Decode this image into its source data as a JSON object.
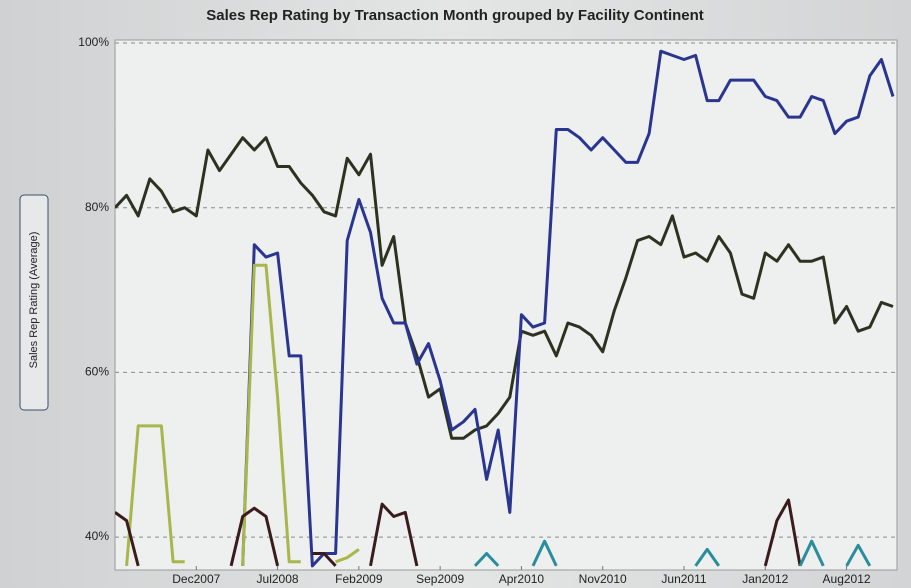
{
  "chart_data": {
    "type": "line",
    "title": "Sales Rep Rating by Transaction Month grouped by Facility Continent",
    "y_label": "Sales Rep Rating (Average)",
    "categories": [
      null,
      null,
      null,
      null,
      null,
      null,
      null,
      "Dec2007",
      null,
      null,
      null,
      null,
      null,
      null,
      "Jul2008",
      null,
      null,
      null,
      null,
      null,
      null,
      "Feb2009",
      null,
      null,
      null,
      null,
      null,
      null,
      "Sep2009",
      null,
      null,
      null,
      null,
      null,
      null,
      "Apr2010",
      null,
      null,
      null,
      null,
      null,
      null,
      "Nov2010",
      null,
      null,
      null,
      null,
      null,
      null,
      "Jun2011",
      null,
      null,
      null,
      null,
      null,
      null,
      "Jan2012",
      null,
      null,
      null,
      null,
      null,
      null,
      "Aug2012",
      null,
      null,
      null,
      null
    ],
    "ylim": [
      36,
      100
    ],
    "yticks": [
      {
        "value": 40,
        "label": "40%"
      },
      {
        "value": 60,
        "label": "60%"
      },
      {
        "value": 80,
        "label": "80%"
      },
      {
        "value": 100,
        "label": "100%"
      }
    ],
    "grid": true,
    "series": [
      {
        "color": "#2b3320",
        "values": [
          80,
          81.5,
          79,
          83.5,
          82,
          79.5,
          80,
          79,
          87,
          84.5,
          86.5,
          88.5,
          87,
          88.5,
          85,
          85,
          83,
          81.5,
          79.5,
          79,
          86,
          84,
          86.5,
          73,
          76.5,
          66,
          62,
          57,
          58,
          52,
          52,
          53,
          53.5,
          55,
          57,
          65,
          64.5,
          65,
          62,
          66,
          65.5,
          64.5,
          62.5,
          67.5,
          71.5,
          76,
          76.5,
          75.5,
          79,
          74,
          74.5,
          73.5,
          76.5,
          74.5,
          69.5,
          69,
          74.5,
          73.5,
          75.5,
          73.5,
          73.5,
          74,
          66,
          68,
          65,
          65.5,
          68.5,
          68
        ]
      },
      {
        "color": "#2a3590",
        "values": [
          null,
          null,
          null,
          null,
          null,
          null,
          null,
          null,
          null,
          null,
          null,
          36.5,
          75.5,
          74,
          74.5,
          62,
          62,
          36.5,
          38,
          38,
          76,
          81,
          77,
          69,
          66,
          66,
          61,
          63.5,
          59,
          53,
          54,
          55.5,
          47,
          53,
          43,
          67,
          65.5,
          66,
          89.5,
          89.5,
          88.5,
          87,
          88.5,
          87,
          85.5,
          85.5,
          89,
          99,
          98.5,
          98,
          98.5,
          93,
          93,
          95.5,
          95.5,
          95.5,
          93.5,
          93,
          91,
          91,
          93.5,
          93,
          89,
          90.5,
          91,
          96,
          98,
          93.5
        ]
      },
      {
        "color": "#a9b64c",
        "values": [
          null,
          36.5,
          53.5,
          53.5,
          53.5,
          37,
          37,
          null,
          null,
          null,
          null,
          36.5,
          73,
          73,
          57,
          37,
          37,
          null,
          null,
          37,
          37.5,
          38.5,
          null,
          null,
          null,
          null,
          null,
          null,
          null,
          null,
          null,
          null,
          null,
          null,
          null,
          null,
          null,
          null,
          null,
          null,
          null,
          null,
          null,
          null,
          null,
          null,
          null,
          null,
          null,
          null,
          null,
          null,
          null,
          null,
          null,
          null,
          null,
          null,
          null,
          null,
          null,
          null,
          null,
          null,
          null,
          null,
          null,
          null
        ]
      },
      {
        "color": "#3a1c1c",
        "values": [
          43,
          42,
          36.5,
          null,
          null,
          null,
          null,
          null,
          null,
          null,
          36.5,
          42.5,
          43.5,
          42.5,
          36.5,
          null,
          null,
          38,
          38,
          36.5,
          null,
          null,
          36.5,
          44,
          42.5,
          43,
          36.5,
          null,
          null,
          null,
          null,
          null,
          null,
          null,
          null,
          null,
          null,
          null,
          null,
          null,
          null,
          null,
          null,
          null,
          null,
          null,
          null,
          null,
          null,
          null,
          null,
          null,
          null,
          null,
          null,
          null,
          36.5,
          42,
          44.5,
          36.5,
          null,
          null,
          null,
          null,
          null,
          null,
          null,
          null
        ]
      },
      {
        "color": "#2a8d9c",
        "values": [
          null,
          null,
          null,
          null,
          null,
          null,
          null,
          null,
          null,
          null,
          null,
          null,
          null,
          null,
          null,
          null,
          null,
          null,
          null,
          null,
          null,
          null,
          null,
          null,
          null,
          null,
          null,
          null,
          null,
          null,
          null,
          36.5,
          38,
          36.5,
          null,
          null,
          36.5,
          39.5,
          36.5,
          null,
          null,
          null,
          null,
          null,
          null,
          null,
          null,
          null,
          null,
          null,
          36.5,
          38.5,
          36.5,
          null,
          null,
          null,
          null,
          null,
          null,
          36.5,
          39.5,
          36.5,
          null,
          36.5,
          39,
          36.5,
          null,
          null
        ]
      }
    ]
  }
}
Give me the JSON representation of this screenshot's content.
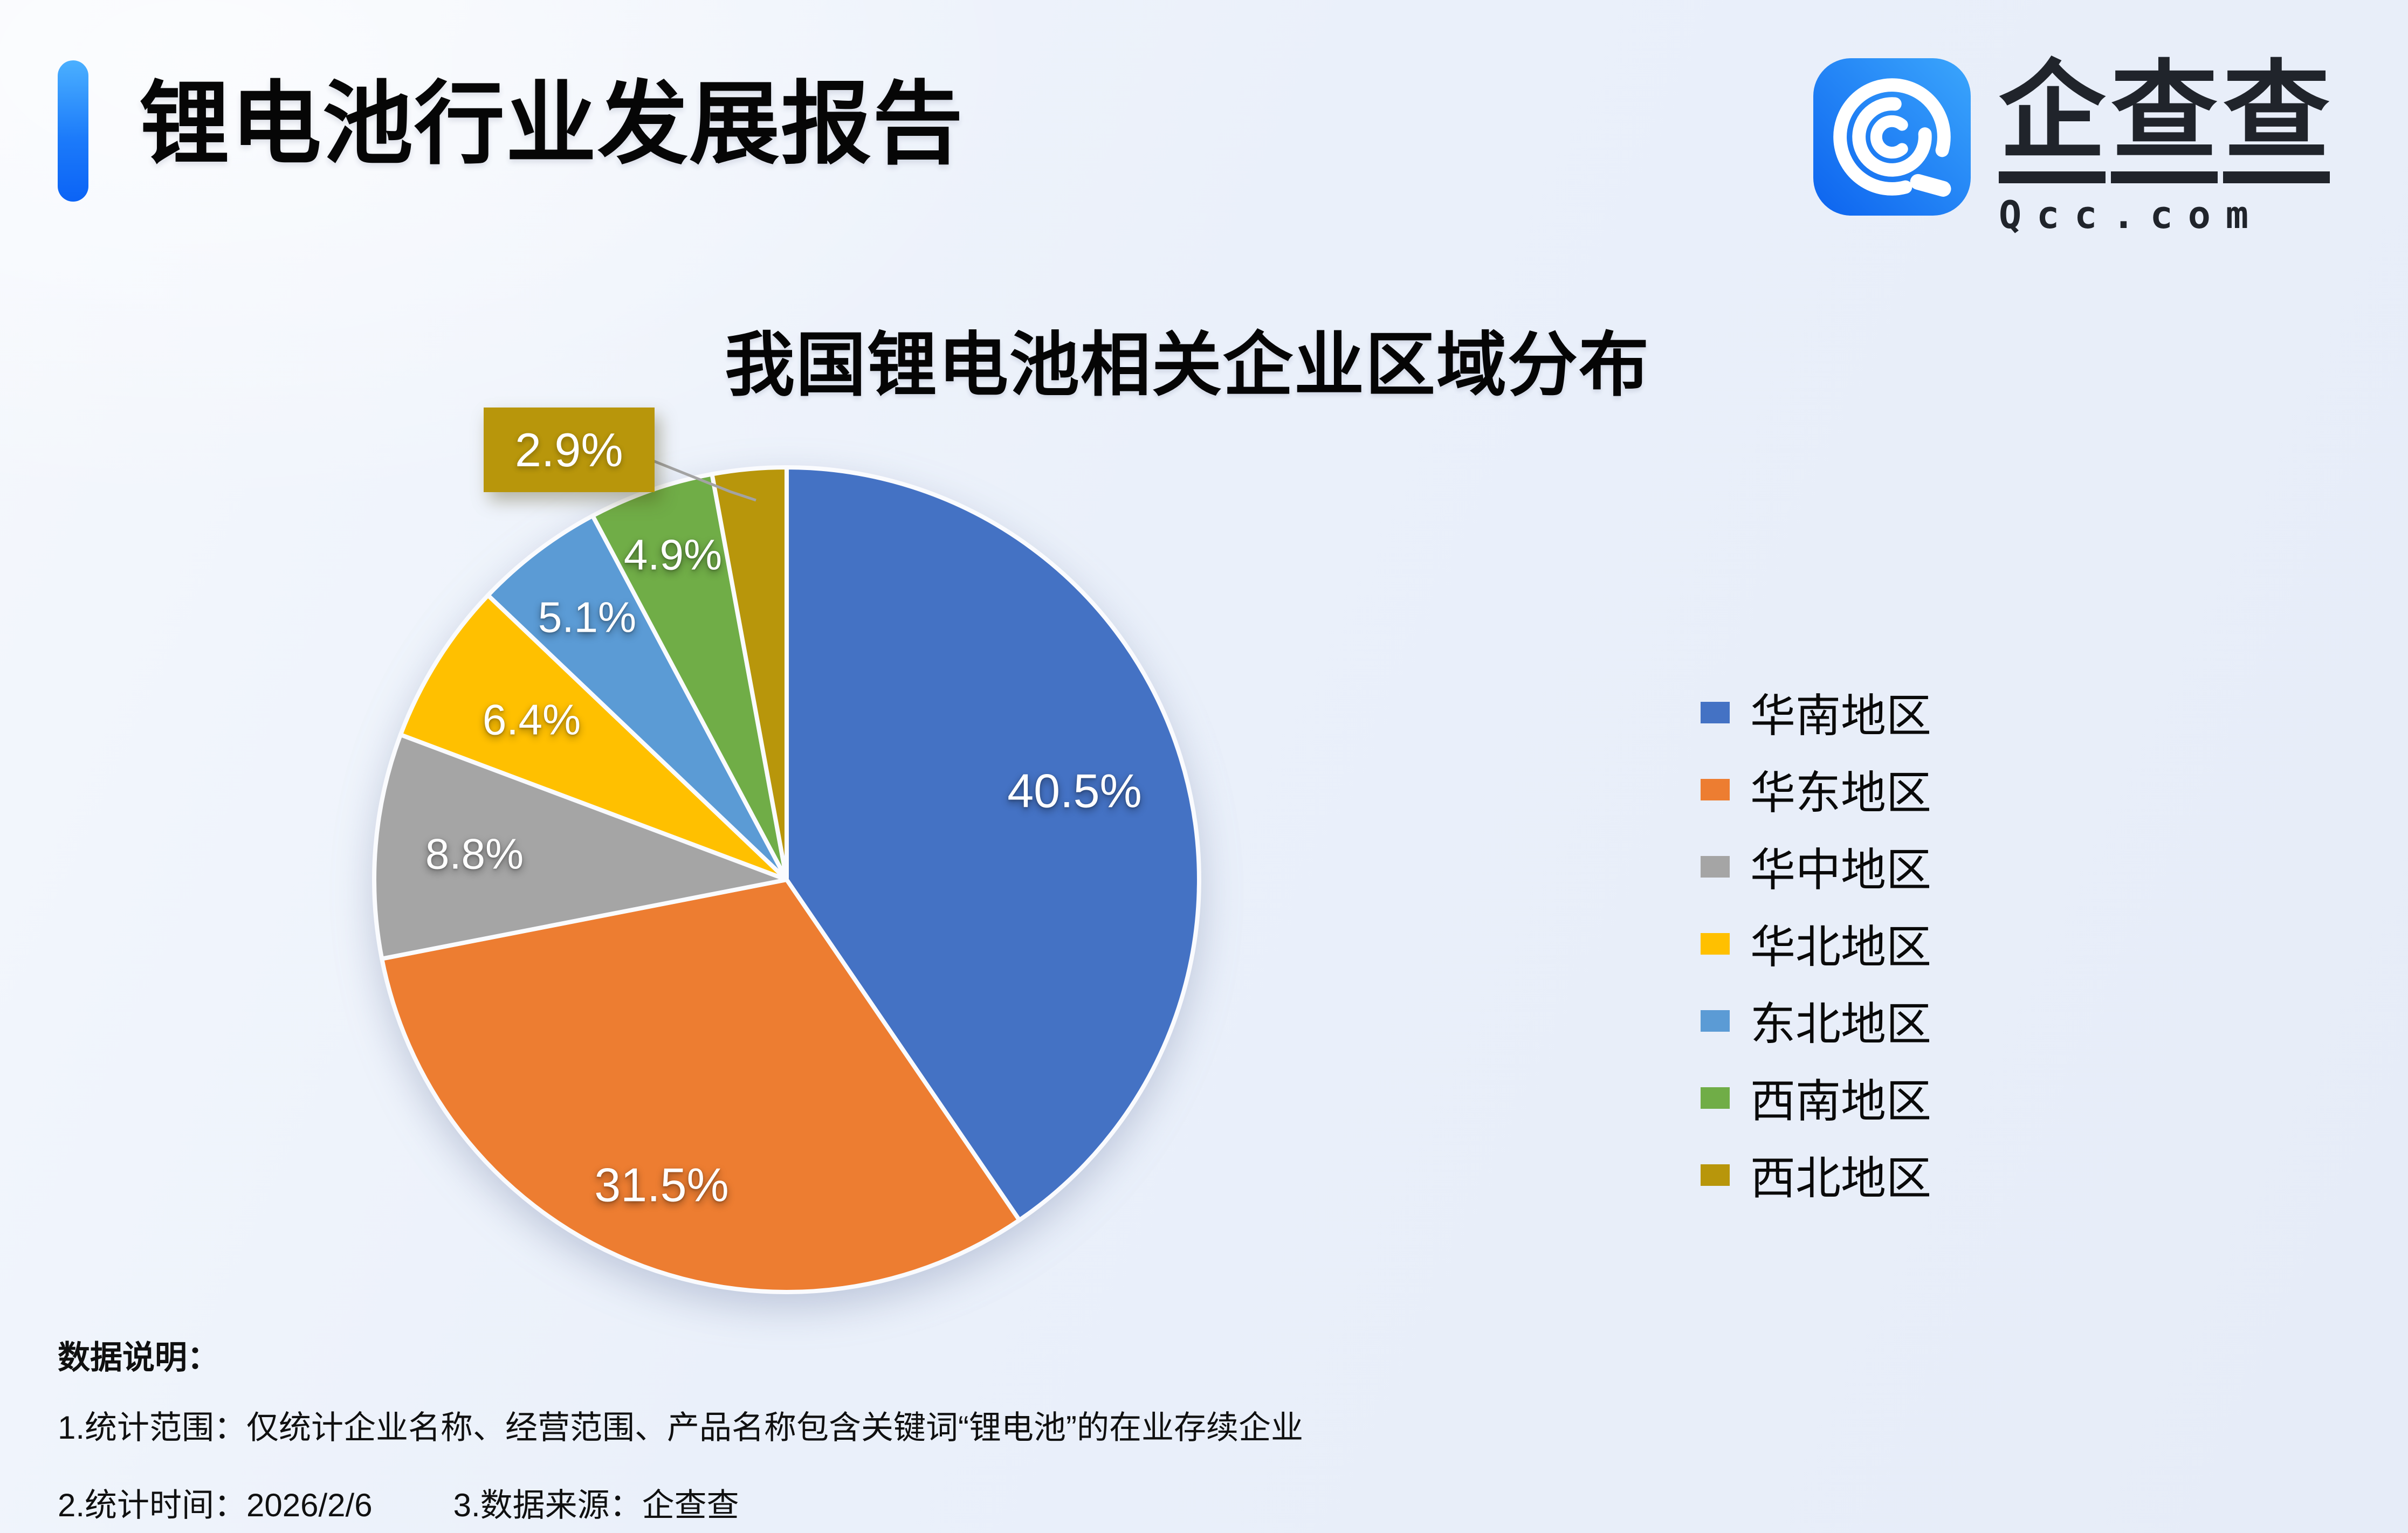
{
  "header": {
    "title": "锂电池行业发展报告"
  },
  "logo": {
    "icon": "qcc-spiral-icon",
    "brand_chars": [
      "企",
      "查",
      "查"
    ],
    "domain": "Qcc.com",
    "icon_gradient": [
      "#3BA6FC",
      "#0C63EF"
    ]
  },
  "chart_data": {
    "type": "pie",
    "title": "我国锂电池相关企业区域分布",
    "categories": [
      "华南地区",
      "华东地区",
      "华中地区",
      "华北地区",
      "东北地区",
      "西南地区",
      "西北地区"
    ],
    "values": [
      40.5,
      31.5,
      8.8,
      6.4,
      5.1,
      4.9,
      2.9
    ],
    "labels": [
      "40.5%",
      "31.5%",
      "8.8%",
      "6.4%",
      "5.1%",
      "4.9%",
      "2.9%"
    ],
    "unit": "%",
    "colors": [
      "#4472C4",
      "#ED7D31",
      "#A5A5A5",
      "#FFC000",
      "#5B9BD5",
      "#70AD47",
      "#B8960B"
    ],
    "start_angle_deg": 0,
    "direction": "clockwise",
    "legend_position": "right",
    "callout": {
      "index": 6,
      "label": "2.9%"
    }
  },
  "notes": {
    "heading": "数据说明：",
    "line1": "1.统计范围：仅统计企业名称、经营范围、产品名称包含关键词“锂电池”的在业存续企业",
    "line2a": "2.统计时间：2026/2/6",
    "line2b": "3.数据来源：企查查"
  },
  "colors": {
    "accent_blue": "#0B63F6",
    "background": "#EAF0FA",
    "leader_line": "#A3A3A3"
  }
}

==*==

Search the entries for the word "Rating", then list each line that holds it.

    "title": "Sales Rep Rating by Transaction Month grouped by Facility Continent",
    "y_label": "Sales Rep Rating (Average)",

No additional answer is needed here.